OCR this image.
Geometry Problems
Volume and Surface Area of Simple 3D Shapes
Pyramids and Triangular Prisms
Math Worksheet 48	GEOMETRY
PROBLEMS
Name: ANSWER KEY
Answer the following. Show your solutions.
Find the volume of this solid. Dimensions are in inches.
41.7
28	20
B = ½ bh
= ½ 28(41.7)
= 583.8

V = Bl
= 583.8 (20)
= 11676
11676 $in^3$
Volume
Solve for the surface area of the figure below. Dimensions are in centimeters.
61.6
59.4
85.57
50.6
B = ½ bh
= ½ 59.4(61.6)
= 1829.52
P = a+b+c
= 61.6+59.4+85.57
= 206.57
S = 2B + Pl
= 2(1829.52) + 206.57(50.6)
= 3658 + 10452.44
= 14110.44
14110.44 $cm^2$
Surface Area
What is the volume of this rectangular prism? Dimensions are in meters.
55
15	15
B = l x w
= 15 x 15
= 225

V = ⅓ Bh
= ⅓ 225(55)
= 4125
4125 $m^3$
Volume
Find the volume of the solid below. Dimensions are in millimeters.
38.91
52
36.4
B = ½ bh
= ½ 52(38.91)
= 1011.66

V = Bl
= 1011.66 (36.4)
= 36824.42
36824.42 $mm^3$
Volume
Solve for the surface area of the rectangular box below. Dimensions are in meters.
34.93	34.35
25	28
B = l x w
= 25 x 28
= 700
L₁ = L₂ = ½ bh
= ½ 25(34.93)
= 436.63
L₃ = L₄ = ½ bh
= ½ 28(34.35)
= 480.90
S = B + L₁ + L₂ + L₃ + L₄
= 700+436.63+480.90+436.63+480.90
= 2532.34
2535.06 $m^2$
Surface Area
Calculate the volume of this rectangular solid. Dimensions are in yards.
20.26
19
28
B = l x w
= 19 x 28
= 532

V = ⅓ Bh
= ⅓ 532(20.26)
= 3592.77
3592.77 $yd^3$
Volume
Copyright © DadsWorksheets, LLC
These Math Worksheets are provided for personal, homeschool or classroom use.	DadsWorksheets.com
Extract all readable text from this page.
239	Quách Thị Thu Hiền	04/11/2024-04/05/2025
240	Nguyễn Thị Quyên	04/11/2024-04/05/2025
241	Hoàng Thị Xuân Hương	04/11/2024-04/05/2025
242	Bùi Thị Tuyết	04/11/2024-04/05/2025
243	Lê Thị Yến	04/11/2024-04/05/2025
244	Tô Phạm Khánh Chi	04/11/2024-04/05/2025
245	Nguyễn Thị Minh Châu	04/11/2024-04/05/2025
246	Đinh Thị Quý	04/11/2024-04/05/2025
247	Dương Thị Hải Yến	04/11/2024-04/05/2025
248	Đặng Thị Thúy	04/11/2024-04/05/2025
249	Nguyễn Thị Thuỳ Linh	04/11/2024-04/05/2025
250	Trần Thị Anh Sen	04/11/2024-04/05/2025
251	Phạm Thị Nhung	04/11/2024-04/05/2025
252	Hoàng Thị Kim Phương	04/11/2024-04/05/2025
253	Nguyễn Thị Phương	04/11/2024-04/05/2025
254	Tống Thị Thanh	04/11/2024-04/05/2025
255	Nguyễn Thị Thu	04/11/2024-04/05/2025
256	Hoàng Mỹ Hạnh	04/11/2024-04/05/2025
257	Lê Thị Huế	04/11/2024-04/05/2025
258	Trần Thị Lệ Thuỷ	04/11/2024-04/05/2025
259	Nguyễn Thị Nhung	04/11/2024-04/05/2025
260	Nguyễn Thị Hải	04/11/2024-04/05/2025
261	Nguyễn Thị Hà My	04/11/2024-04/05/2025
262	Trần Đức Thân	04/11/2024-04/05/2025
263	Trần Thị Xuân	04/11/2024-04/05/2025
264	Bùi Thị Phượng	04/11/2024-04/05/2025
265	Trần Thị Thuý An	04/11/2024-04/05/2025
········
◆ **WHAT TO WORK ON**
Set out every line from the material that contains the string "Nguyễn".

◆ **RIGHT ANSWER**
240	Nguyễn Thị Quyên	04/11/2024-04/05/2025
245	Nguyễn Thị Minh Châu	04/11/2024-04/05/2025
249	Nguyễn Thị Thuỳ Linh	04/11/2024-04/05/2025
253	Nguyễn Thị Phương	04/11/2024-04/05/2025
255	Nguyễn Thị Thu	04/11/2024-04/05/2025
259	Nguyễn Thị Nhung	04/11/2024-04/05/2025
260	Nguyễn Thị Hải	04/11/2024-04/05/2025
261	Nguyễn Thị Hà My	04/11/2024-04/05/2025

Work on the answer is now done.